* Data shown:
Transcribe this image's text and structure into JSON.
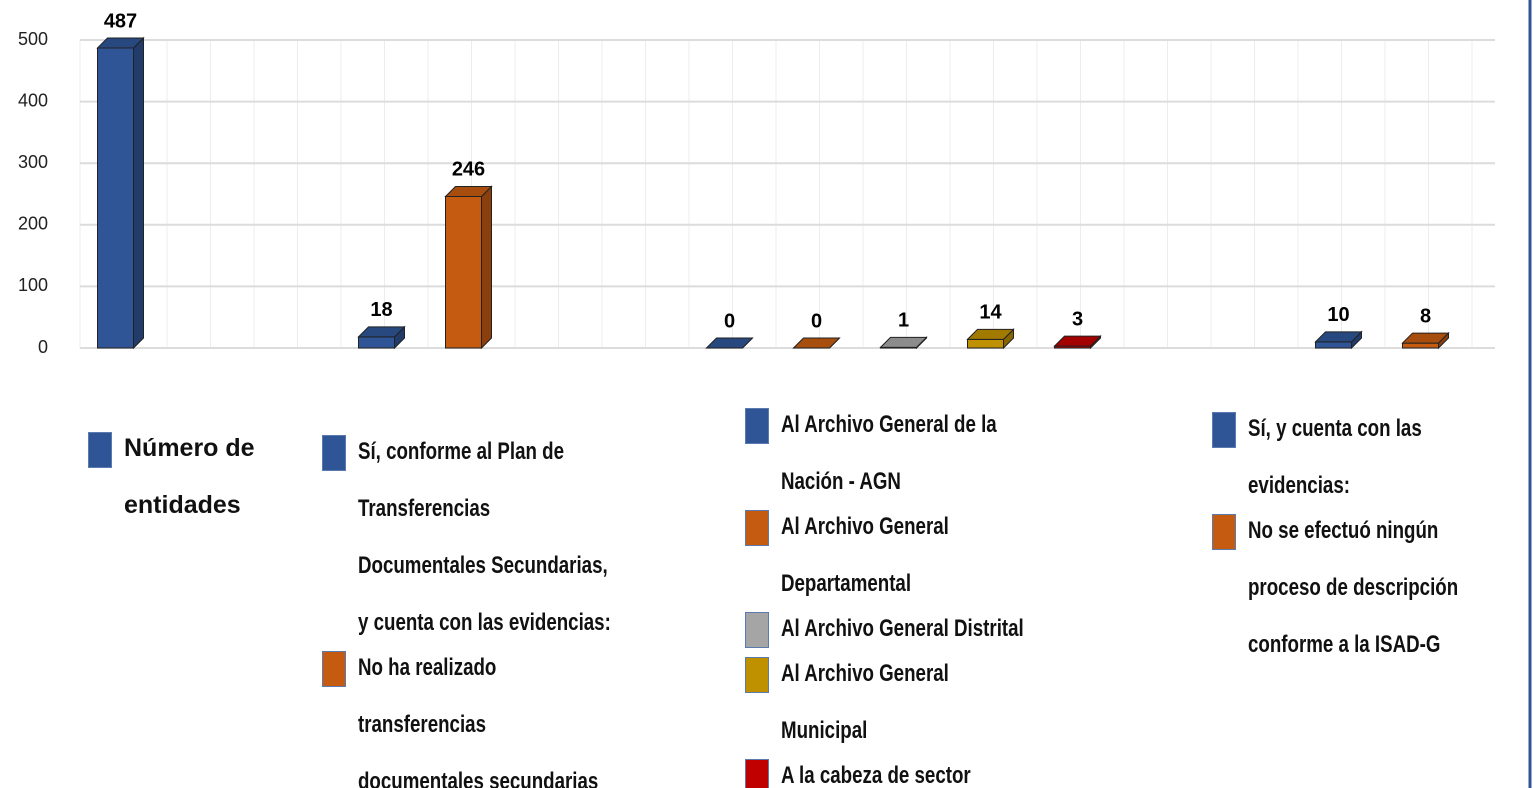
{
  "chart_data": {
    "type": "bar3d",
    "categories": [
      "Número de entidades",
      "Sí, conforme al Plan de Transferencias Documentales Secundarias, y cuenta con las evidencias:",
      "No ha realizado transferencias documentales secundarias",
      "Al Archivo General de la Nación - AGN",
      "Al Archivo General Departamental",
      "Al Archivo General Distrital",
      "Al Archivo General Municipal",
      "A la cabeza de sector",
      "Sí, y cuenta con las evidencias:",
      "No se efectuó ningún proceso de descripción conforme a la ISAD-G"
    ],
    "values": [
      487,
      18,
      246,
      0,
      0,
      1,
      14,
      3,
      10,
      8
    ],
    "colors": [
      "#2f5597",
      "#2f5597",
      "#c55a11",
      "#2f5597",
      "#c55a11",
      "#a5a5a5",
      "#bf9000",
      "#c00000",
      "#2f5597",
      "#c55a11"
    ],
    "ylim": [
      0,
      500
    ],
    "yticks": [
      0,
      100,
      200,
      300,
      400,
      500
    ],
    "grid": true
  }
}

--

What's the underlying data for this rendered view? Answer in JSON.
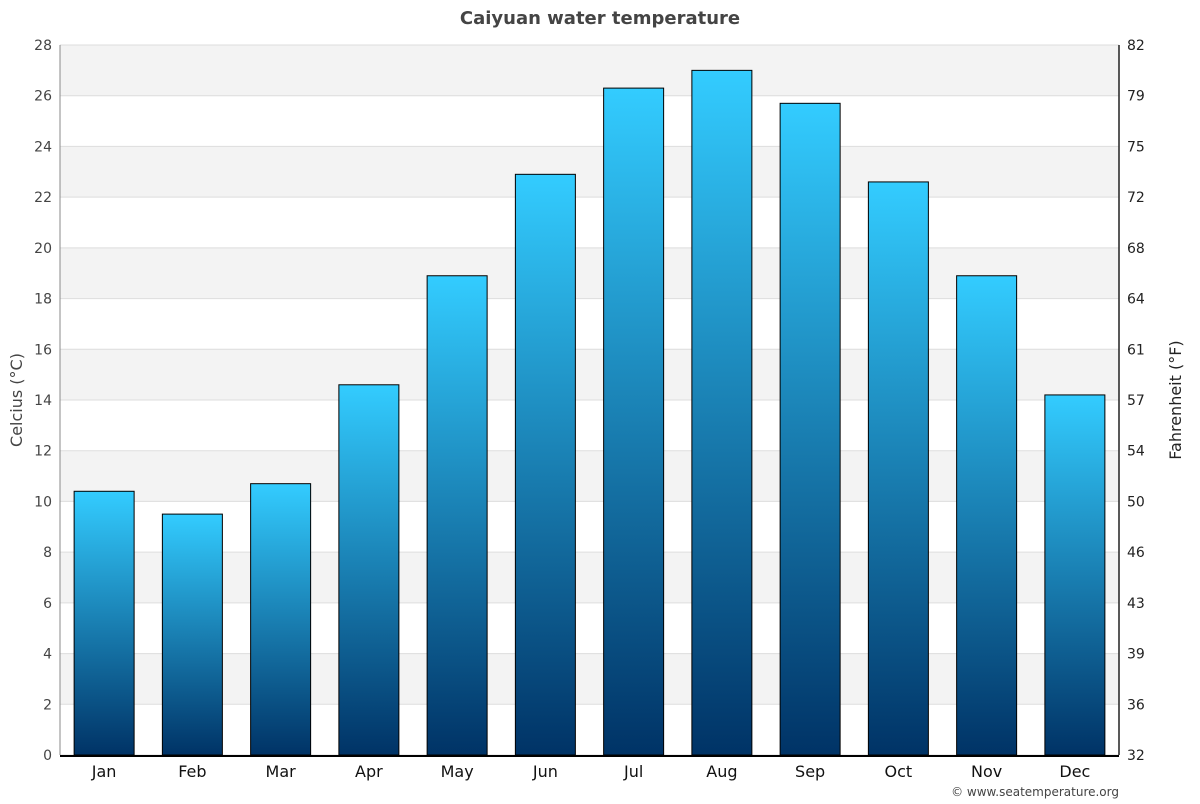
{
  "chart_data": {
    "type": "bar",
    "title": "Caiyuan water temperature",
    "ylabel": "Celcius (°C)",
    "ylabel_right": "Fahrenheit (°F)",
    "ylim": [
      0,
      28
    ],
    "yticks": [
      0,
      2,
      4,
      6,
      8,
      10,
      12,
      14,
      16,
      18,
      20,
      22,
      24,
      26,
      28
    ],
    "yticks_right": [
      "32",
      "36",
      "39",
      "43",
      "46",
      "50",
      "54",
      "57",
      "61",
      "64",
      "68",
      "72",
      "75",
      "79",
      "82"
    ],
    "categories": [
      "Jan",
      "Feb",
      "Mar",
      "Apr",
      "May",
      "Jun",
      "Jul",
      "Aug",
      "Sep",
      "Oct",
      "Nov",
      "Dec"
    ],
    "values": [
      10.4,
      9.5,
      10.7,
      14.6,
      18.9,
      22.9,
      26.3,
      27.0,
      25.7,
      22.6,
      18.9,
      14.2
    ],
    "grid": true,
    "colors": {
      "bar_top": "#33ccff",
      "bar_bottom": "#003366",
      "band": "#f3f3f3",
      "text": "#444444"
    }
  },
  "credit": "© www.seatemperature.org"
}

* * *

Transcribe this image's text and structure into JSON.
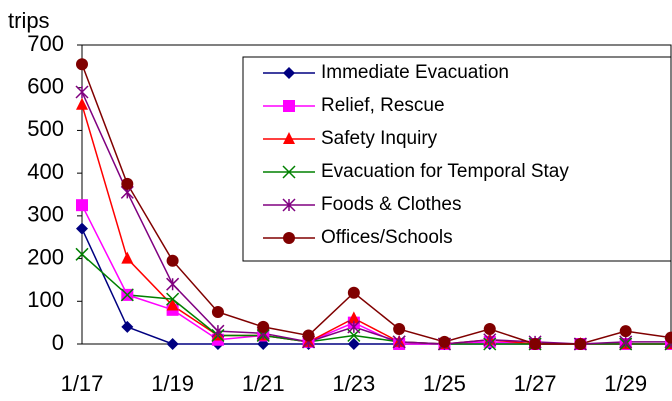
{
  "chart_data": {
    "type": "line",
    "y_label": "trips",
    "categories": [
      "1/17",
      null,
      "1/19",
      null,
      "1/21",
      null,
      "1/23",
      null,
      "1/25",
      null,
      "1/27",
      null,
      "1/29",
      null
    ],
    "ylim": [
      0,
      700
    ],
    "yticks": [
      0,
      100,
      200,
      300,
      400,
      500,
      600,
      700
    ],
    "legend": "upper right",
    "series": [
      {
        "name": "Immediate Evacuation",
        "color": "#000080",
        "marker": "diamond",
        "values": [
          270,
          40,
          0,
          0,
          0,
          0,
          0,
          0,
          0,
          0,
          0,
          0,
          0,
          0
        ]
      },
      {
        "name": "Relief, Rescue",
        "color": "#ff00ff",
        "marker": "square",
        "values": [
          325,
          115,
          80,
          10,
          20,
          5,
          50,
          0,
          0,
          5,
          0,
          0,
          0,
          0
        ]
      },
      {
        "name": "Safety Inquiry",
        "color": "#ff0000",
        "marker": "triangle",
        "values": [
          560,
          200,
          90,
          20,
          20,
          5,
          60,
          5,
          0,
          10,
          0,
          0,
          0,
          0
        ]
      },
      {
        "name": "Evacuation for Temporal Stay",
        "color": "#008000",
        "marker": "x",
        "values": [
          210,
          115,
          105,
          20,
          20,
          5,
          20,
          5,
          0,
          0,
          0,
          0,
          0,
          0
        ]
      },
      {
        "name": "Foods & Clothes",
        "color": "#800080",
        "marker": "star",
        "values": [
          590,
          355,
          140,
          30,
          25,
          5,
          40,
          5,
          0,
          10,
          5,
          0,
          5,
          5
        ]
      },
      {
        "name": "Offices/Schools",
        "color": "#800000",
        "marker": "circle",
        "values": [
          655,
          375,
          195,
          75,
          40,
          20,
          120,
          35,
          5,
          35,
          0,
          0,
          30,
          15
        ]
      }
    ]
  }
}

* What this task involves: Scan the listing above and identify each line holding the string "General"; copy every such line.

* Result for this task:
      "Al Archivo General de la Nación - AGN",
      "Al Archivo General Departamental",
      "Al Archivo General Distrital",
      "Al Archivo General Municipal",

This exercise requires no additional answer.